_ПОСТАВЛЕННАЯ ЦЕЛЬ 1_: Измените записи, начиная с самой первой и заканчивая строкой, в которой стоит «small-gauge-cell[interactable]: Free Bytes loop0»: замените «pin-icon» на «marker-icon», а всё остальное оставьте без изменений.

_ФРАГМЕНТ ТЕКСТА_:

______

Потребность в выработке новых форм жизни всегда и везде являлась как следствие не одного теоретического признания неудовлетворительности старых форм, но и реального недовольства ими. Имели ли мы, интеллигенция, повод быть недовольными этими старыми формами? Нет, говоря по совести, у нас даже повода к недовольству не существовало. Повторяю: наш кодекс жизни вполне исчерпывался формулой «chantons, dansons et buvons», a этой формуле не только не мешали старые порядки, но даже вполне ее обеспечивали. Но, может быть, нас заставляло задумываться соседство множества людей, которым старые порядки ни в каком случае не могли быть по нутру? Бесспорно, такое соседство существовало, но мы до такой степени мало думали о нем, что даже и теперь, когда несомненность соседства уже гораздо более выяснилась, мы все-таки продолжаем столь же мало принимать его в расчет, как и прежде. Если б это было иначе, разве мы обращались бы столь легкомысленно с словами «вычеркнуть», «похерить», «воспретить»? Разве мы позволили бы себе считать их палладиумом всевозможных мероприятий? Ясно, стало быть, что соседство тут ни при чем или, по крайней мере, что представление о нем никогда нас сознательно не тревожило. Наконец, еще третье предположение: быть может, в нас проснулось сознание абсолютной несправедливости старых порядков, и вследствие того потребность новых форм жизни явилась уже делом, необходимым для удовлетворения человеческой совести вообще? Но в таком случае почему же это сознание не напоминает о себе и теперь с тою же предполагаемою страстною настойчивостью, с какою оно напоминало о себе в первые минуты своего возникновения? Почему оно улетучилось в глазах наших, и притом улетучилось, не подвергаясь никаким серьезным испытаниям? Да, впрочем, в таких ли мы условиях воспитывались, которые могли бы серьезно породить в нас подобное сознание, составляющее, так сказать, венец нравственного и умственного развития человека?

Все эти соображения приводят к заключению очень печальному, но которое едва ли можно назвать неверным, а именно: что наша женерозность пришла к нам без особенно деятельного участия сознания. Это не женерозность, а просто желание куда-нибудь приткнуться от скуки и однообразия жизни и в то же время развлечь себя новым фасоном одежды. Мы сказали себе: пусть будет новый фасон, а что касается до результатов и применений, то мысль о них никогда с особенною ясностью не представлялась нам. Мы до такой степени не думали ни о каких результатах и применениях, что даже не задались при этом никакою преднамеренно-злостною мыслью вроде, например, того, что новые фасоны должны только отводить глаза от прикрываемого ими старого содержания. Не было органической, кровной надобности в новых фасонах – следовательно, не было мысли и о том, что они могут чему-нибудь угрожать, а следовательно, не было надобности остерегаться или надувать. Самое негодование наше было ретроспективное, и явилось уже post factum, то есть тогда, когда новая пригонка начала производить эффекты, не вполне согласные с общим тоном жизни и с нашими интимными пожеланиями. Тогда только мы начали суетиться, ахать и извергать безграмотные проекты о необходимости возвратиться к системе заушения.

______

_ПРЕДСТАВЛЕННЫЕ ЗАПИСИ_:

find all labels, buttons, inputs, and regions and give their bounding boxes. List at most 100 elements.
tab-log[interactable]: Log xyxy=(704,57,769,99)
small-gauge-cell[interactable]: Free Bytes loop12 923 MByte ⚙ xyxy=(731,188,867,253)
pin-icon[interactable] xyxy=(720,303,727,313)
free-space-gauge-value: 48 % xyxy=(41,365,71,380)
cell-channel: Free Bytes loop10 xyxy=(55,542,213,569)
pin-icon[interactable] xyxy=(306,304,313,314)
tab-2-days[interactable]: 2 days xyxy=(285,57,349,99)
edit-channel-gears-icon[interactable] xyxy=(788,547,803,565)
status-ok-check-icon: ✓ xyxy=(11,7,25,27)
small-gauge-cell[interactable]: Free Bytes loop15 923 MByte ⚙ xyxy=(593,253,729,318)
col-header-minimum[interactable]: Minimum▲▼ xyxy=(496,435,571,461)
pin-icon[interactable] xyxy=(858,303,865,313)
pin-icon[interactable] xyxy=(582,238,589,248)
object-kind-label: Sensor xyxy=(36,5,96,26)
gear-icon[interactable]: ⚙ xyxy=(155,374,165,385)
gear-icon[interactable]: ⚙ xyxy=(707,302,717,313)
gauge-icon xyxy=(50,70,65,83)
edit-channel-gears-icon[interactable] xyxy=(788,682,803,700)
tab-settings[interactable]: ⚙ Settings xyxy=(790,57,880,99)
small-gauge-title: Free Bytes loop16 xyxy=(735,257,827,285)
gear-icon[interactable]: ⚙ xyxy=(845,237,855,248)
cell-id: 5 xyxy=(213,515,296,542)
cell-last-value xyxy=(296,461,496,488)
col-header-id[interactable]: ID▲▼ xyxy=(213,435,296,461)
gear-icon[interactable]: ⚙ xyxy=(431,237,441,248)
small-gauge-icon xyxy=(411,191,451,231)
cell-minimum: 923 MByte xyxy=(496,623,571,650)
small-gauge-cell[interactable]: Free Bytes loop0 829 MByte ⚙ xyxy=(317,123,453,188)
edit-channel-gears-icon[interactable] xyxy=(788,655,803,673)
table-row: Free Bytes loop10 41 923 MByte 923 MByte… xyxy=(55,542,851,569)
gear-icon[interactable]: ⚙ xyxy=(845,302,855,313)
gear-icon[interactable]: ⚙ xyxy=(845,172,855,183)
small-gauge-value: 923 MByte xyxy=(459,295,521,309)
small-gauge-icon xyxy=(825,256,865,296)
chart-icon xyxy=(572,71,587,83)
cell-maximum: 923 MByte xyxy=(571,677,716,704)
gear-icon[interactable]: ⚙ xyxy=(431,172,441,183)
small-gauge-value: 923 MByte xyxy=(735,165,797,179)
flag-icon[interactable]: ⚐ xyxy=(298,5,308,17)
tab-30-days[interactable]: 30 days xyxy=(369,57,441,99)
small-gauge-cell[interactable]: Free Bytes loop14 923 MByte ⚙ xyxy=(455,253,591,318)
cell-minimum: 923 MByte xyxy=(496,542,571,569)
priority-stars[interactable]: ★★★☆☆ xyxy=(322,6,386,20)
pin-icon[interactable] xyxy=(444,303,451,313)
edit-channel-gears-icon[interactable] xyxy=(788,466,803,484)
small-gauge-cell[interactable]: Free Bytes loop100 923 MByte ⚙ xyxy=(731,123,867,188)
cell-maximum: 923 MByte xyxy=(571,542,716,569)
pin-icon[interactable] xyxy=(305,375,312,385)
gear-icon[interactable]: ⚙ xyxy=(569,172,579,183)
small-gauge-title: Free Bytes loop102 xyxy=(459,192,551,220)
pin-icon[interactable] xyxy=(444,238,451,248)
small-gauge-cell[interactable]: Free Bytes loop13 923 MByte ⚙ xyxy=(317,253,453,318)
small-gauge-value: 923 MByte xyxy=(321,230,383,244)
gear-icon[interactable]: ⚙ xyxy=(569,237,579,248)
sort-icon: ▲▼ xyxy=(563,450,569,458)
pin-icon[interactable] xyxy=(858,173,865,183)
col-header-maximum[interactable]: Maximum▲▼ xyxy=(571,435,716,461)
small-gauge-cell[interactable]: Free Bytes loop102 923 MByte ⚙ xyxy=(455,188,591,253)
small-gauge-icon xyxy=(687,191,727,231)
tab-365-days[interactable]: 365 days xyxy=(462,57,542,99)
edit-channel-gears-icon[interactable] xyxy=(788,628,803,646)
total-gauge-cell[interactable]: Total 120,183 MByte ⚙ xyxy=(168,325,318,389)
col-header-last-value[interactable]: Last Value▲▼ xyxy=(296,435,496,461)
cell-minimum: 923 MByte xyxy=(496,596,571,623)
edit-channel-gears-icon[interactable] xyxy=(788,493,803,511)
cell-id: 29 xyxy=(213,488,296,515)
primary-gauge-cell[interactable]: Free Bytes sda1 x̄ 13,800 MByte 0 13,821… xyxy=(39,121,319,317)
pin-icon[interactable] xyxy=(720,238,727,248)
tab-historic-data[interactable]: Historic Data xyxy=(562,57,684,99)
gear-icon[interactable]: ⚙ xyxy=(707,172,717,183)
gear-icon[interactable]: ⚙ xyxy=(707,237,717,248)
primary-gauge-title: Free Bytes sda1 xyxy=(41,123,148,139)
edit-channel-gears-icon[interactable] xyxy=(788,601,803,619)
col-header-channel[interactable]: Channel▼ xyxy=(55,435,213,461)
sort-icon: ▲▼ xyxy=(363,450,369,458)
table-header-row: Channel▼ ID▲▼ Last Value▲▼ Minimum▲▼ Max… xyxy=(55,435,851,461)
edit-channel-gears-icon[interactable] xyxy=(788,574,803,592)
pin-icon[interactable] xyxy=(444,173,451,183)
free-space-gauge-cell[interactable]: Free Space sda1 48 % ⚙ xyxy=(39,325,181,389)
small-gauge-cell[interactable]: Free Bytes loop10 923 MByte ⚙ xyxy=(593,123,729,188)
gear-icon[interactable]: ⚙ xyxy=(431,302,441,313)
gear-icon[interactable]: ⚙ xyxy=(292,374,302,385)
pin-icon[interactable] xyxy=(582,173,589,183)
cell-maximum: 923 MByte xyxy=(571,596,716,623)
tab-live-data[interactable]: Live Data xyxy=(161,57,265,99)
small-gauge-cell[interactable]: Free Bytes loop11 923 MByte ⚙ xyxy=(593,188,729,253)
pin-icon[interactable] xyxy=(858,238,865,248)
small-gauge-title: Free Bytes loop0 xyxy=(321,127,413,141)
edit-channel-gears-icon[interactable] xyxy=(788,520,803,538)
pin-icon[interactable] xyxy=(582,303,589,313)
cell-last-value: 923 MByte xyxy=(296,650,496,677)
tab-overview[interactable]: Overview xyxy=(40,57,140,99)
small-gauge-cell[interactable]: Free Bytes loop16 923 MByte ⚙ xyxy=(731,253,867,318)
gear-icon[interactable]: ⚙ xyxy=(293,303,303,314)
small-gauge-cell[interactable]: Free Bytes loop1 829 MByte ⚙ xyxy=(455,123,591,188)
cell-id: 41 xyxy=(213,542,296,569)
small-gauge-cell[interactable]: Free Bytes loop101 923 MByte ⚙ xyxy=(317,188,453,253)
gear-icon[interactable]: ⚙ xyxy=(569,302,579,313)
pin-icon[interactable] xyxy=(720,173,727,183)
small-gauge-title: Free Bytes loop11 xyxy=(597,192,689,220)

______

_ПОСТАВЛЕННАЯ ЦЕЛЬ 2_: Выпишите все слова, каждое из которых во фрагменте об интеллигенции и старых формах жизни заключено в собственные кавычки.

_ПОЛНОЕ РЕШЕНИЕ 1_:
find all labels, buttons, inputs, and regions and give their bounding boxes. List at most 100 elements.
tab-log[interactable]: Log xyxy=(704,57,769,99)
small-gauge-cell[interactable]: Free Bytes loop12 923 MByte ⚙ xyxy=(731,188,867,253)
marker-icon[interactable] xyxy=(720,303,727,313)
free-space-gauge-value: 48 % xyxy=(41,365,71,380)
cell-channel: Free Bytes loop10 xyxy=(55,542,213,569)
marker-icon[interactable] xyxy=(306,304,313,314)
tab-2-days[interactable]: 2 days xyxy=(285,57,349,99)
edit-channel-gears-icon[interactable] xyxy=(788,547,803,565)
status-ok-check-icon: ✓ xyxy=(11,7,25,27)
small-gauge-cell[interactable]: Free Bytes loop15 923 MByte ⚙ xyxy=(593,253,729,318)
col-header-minimum[interactable]: Minimum▲▼ xyxy=(496,435,571,461)
marker-icon[interactable] xyxy=(858,303,865,313)
marker-icon[interactable] xyxy=(582,238,589,248)
object-kind-label: Sensor xyxy=(36,5,96,26)
gear-icon[interactable]: ⚙ xyxy=(155,374,165,385)
gear-icon[interactable]: ⚙ xyxy=(707,302,717,313)
gauge-icon xyxy=(50,70,65,83)
edit-channel-gears-icon[interactable] xyxy=(788,682,803,700)
tab-settings[interactable]: ⚙ Settings xyxy=(790,57,880,99)
small-gauge-title: Free Bytes loop16 xyxy=(735,257,827,285)
gear-icon[interactable]: ⚙ xyxy=(845,237,855,248)
cell-id: 5 xyxy=(213,515,296,542)
cell-last-value xyxy=(296,461,496,488)
col-header-id[interactable]: ID▲▼ xyxy=(213,435,296,461)
gear-icon[interactable]: ⚙ xyxy=(431,237,441,248)
small-gauge-icon xyxy=(411,191,451,231)
cell-minimum: 923 MByte xyxy=(496,623,571,650)
small-gauge-cell[interactable]: Free Bytes loop0 829 MByte ⚙ xyxy=(317,123,453,188)

_ПОЛНОЕ РЕШЕНИЕ 2_: вычеркнуть, похерить, воспретить